- Task brief
Using the listing below, report all lines holding the word "Depressione".

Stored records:
☆ ☆ ☆ ☆ ☆ ☆ ☆
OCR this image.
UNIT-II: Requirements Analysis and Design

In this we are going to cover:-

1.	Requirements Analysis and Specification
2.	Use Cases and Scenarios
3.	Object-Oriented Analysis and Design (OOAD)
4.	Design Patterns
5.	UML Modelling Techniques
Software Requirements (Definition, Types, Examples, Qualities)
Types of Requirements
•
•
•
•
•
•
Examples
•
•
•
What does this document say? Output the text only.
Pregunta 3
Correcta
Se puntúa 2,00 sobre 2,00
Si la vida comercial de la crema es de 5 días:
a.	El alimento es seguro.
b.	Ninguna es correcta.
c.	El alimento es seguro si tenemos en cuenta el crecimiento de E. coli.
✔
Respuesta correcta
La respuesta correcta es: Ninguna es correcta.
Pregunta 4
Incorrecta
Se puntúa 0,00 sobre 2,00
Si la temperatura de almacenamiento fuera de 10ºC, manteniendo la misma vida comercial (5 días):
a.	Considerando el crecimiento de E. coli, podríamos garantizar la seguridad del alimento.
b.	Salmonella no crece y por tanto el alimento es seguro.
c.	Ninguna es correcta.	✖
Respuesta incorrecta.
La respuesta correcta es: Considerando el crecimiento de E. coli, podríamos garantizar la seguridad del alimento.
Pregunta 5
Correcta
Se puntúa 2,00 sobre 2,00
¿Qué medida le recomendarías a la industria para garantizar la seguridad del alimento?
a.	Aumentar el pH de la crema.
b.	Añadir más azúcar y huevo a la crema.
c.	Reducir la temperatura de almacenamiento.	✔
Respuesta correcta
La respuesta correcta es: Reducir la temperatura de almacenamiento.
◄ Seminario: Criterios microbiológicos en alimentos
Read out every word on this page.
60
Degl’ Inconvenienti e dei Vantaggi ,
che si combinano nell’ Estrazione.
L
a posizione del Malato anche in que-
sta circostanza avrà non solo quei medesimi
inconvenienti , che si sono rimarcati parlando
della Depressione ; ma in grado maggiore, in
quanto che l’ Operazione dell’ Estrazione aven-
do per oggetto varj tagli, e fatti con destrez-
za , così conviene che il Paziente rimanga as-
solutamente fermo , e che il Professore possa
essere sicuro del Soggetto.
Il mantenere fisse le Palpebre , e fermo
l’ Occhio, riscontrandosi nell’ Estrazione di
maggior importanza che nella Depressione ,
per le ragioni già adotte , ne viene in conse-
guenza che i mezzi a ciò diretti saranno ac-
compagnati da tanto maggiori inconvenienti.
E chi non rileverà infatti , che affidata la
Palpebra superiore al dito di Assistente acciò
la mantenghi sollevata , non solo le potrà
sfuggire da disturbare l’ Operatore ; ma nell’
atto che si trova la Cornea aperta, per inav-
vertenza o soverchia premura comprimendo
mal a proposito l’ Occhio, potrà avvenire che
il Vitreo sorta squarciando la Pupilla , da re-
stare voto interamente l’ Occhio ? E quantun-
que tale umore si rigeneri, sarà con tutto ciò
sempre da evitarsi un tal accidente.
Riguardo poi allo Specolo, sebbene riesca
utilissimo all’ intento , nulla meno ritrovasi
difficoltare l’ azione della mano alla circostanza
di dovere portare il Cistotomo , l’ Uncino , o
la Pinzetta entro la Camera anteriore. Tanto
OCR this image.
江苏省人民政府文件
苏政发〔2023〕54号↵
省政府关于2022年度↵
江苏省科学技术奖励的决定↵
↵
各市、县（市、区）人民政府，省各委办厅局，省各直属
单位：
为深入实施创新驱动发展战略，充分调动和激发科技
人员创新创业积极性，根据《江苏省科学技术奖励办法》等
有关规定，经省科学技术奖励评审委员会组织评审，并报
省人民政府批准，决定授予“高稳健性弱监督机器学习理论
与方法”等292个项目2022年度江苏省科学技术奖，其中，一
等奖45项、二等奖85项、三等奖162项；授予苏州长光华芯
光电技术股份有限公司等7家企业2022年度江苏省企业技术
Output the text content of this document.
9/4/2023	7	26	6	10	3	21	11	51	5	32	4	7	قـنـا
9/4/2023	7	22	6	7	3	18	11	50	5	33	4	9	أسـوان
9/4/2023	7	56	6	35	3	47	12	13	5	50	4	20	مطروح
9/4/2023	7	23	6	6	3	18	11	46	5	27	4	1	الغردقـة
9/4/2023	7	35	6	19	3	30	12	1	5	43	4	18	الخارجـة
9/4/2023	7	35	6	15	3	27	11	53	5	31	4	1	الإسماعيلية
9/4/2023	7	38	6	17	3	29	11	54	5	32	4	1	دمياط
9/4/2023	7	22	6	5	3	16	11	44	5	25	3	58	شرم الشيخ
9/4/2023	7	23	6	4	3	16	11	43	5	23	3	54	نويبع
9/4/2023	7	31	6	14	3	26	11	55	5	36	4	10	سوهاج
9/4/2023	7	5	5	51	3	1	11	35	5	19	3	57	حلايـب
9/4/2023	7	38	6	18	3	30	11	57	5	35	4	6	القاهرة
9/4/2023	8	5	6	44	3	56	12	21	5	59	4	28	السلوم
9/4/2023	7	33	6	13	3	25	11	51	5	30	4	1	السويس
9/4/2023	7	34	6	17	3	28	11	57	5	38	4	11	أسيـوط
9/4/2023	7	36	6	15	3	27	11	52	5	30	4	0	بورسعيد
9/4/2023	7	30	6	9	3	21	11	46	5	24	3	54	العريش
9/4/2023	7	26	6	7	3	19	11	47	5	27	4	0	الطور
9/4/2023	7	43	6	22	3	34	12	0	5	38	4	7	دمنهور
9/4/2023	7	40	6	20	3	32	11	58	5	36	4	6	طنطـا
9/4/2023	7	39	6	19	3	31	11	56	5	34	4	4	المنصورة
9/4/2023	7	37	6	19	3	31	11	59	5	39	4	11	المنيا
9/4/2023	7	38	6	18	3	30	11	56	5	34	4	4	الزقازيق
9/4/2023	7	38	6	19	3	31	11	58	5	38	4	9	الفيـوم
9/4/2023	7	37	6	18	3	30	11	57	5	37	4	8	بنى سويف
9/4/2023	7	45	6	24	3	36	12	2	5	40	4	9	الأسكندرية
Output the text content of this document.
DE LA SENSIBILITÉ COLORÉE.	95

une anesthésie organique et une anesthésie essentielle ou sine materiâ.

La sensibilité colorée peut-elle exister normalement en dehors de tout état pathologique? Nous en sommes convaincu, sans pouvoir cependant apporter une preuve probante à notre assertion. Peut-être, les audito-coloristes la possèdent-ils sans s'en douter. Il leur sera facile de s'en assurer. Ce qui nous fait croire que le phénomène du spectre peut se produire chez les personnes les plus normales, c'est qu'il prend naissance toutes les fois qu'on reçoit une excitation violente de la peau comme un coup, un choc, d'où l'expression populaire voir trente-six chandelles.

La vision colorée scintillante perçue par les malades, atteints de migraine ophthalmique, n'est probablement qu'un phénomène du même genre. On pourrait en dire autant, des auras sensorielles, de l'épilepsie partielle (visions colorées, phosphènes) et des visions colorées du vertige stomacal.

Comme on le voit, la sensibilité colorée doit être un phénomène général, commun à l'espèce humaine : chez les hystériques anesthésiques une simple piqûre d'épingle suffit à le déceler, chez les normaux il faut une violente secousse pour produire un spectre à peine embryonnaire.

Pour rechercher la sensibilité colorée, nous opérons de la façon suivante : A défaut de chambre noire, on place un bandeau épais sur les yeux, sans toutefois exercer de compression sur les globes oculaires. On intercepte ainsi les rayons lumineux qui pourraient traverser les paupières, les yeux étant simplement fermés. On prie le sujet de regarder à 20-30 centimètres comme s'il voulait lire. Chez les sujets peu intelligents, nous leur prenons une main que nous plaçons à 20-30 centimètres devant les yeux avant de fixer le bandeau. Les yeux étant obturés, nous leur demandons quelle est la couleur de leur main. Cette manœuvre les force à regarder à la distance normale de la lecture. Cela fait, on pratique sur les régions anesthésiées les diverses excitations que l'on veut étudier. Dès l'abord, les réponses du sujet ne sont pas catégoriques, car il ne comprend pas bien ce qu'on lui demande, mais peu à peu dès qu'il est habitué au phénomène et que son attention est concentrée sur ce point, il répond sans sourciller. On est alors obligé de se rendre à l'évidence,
☆ ☆ ☆ ☆ ☆ ☆ ☆
- Correct response
della Depressione ; ma in grado maggiore, in
maggior importanza che nella Depressione ,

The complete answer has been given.